■ Supplied data:

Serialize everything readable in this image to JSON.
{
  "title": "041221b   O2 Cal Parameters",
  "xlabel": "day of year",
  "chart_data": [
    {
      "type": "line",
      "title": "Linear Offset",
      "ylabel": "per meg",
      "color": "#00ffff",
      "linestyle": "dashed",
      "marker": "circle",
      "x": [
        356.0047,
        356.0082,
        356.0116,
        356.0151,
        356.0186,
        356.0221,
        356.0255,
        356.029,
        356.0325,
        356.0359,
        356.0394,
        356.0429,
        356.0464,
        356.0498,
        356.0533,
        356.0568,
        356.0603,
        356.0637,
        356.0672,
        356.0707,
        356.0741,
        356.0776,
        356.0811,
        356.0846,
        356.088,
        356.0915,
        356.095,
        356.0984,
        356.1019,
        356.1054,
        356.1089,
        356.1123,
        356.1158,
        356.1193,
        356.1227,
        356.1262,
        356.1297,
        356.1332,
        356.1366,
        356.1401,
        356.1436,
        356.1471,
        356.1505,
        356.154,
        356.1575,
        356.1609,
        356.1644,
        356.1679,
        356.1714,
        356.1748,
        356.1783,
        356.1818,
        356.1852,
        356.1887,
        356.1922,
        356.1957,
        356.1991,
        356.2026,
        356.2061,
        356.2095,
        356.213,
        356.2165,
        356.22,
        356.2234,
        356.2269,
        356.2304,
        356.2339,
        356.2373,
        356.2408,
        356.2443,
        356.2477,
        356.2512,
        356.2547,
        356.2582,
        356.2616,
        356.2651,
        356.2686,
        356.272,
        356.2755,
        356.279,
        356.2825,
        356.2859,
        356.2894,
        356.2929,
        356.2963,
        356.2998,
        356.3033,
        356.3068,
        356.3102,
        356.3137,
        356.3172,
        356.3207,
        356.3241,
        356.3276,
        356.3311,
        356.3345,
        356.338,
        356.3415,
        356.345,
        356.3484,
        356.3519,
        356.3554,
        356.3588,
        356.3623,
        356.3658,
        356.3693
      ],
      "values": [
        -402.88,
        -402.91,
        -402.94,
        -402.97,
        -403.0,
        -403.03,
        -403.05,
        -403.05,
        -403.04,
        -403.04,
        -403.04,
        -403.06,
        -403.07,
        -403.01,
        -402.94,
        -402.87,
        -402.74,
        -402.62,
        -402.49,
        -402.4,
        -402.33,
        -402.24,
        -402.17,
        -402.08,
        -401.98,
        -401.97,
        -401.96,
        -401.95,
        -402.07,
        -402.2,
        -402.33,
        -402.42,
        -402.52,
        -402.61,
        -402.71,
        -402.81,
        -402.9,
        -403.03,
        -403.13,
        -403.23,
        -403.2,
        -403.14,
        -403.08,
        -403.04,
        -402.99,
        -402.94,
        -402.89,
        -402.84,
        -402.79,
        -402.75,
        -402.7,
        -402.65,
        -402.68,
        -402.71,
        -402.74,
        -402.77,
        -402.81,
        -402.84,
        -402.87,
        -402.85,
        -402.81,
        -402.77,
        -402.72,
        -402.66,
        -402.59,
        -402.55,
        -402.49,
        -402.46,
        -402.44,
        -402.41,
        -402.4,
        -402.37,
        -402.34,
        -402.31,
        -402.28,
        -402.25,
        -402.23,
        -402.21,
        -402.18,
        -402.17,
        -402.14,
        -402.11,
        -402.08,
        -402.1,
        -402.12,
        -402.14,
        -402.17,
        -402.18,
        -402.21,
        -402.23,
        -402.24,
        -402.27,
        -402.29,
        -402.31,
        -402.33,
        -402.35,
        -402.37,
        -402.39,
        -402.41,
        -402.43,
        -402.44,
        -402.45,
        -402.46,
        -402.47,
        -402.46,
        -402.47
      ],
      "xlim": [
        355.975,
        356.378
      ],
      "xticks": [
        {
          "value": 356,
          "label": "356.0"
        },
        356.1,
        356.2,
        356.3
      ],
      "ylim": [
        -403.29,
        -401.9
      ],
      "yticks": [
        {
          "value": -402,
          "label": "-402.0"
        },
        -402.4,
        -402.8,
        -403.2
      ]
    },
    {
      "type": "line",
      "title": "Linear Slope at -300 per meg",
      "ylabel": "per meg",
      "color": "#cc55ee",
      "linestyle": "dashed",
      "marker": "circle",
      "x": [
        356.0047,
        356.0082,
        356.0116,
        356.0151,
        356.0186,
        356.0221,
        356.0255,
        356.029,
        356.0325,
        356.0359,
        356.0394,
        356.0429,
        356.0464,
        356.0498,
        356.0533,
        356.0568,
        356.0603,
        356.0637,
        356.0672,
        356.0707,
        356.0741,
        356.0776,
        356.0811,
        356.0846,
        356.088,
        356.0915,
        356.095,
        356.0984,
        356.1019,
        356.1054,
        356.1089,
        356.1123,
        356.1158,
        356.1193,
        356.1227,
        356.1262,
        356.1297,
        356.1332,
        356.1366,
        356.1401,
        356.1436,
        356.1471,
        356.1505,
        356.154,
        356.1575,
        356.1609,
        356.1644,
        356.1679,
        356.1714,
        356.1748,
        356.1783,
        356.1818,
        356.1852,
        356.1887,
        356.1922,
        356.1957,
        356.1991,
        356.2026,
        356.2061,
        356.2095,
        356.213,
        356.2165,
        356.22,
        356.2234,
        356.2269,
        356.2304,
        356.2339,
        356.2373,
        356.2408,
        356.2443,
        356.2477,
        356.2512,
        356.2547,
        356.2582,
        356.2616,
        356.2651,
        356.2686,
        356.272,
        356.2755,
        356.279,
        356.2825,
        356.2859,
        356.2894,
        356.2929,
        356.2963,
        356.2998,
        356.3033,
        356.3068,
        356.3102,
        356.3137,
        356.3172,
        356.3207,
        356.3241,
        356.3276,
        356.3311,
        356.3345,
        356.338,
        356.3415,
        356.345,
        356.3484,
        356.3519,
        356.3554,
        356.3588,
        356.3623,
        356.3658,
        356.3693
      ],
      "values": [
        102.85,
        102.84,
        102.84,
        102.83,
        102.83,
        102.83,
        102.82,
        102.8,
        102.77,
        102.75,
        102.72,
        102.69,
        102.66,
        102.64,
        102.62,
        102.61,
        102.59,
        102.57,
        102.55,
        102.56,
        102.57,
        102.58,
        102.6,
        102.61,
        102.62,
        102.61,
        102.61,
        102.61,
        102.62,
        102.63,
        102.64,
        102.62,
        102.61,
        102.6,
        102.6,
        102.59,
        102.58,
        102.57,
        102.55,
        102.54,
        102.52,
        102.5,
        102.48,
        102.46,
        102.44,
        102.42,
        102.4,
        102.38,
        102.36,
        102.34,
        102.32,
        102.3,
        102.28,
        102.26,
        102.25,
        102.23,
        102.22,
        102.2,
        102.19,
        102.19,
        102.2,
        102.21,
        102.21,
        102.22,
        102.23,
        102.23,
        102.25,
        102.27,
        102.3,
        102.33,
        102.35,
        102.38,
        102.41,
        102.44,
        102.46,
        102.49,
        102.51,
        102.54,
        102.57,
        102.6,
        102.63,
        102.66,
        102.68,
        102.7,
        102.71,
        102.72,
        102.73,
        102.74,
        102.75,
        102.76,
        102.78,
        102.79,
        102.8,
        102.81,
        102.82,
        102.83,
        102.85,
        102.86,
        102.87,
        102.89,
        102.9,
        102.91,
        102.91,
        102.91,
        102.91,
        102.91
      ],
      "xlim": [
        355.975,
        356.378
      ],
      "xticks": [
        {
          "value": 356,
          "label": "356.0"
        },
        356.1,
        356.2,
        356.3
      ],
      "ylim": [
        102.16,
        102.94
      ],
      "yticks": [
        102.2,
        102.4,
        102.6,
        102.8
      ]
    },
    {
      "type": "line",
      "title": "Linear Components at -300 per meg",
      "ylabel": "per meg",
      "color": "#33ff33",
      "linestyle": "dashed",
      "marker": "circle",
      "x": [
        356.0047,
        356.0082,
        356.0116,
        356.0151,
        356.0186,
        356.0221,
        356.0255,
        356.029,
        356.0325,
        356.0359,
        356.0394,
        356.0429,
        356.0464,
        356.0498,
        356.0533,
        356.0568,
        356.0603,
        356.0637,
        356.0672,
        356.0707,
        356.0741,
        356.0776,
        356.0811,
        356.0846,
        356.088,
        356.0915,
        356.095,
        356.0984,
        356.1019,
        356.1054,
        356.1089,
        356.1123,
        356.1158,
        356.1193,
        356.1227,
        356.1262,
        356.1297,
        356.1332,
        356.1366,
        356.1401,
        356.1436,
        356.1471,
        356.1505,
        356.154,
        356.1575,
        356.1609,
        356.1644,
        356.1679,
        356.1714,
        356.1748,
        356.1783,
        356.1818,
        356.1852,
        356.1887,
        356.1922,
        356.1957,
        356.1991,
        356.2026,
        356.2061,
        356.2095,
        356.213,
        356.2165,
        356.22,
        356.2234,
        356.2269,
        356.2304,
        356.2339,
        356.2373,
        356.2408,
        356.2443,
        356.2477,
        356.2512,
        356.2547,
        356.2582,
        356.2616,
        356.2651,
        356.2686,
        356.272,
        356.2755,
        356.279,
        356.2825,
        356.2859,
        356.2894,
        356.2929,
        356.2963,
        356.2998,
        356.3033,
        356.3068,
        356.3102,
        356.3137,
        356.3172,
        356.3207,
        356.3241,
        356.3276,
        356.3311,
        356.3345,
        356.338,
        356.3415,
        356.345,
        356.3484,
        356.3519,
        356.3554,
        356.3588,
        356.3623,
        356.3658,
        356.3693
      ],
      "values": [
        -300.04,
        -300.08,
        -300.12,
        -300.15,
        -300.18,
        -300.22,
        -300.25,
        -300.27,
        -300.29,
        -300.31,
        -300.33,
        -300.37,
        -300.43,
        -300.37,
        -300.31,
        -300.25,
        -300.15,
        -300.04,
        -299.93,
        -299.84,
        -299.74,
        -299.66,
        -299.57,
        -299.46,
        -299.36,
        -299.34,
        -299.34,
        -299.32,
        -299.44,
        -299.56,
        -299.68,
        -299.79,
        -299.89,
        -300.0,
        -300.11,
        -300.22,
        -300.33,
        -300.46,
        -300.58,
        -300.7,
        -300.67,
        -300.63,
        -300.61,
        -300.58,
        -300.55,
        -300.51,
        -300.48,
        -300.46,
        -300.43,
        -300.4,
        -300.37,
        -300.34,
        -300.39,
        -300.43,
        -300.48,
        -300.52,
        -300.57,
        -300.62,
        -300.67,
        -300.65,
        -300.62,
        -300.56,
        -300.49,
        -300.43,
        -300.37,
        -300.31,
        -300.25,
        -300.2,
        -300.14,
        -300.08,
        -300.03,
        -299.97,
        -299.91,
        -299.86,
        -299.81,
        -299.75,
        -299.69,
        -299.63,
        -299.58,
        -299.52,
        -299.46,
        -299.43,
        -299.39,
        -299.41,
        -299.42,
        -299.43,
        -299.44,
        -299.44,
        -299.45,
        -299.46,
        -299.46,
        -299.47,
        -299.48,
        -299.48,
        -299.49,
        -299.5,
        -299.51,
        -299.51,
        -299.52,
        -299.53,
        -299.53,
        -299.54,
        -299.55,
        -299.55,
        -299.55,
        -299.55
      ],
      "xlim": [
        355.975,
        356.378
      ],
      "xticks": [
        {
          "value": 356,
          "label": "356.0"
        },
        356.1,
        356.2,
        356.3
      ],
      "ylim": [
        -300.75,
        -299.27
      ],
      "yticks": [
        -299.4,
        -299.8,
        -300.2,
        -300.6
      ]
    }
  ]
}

■ Short task: Lines holding the word "title" should be counted across the entries; state only how many there are.

■ Complete output: 4